Look below and pull out each line with the word "الاقتراع".

= = = =

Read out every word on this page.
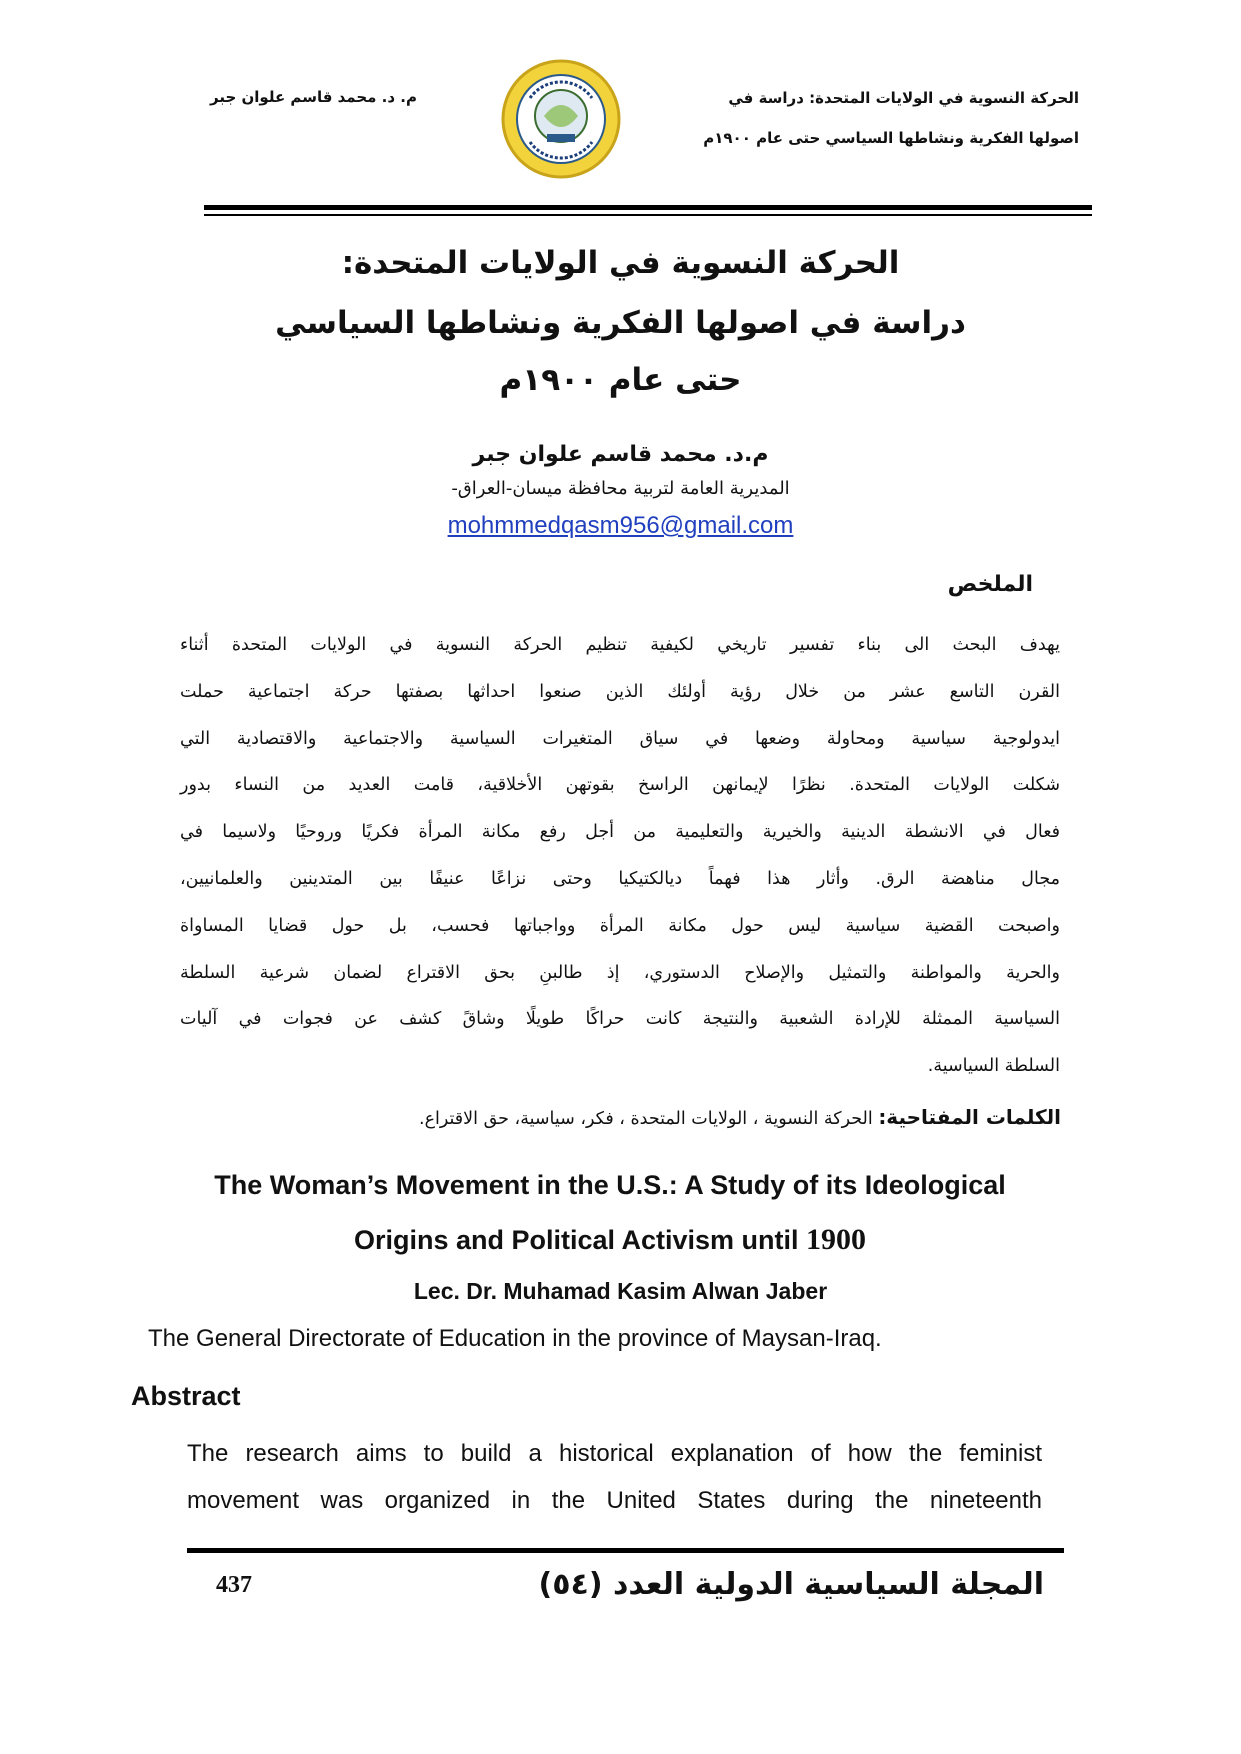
م. د. محمد قاسم علوان جبر	الحركة النسوية في الولايات المتحدة: دراسة في
اصولها الفكرية ونشاطها السياسي حتى عام ١٩٠٠م
الحركة النسوية في الولايات المتحدة:
دراسة في اصولها الفكرية ونشاطها السياسي
حتى عام ١٩٠٠م
م.د. محمد قاسم علوان جبر
المديرية العامة لتربية محافظة ميسان-العراق-
mohmmedqasm956@gmail.com
الملخص
يهدف البحث الى بناء تفسير تاريخي لكيفية تنظيم الحركة النسوية في الولايات المتحدة أثناء
القرن التاسع عشر من خلال رؤية أولئك الذين صنعوا احداثها بصفتها حركة اجتماعية حملت
ايدولوجية سياسية ومحاولة وضعها في سياق المتغيرات السياسية والاجتماعية والاقتصادية التي
شكلت الولايات المتحدة. نظرًا لإيمانهن الراسخ بقوتهن الأخلاقية، قامت العديد من النساء بدور
فعال في الانشطة الدينية والخيرية والتعليمية من أجل رفع مكانة المرأة فكريًا وروحيًا ولاسيما في
مجال مناهضة الرق. وأثار هذا فهماً ديالكتيكيا وحتى نزاعًا عنيفًا بين المتدينين والعلمانيين،
واصبحت القضية سياسية ليس حول مكانة المرأة وواجباتها فحسب، بل حول قضايا المساواة
والحرية والمواطنة والتمثيل والإصلاح الدستوري، إذ طالبنِ بحق الاقتراع لضمان شرعية السلطة
السياسية الممثلة للإرادة الشعبية والنتيجة كانت حراكًا طويلًا وشاقً كشف عن فجوات في آليات
السلطة السياسية.
الكلمات المفتاحية: الحركة النسوية ، الولايات المتحدة ، فكر، سياسية، حق الاقتراع.
The Woman’s Movement in the U.S.: A Study of its Ideological
Origins and Political Activism until 1900
Lec. Dr. Muhamad Kasim Alwan Jaber
The General Directorate of Education in the province of Maysan-Iraq.
Abstract
The research aims to build a historical explanation of how the feminist
movement was organized in the United States during the nineteenth
437	المجلة السياسية الدولية العدد (٥٤)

= = = =

Worked solution ->
والحرية والمواطنة والتمثيل والإصلاح الدستوري، إذ طالبنِ بحق الاقتراع لضمان شرعية السلطة
الكلمات المفتاحية: الحركة النسوية ، الولايات المتحدة ، فكر، سياسية، حق الاقتراع.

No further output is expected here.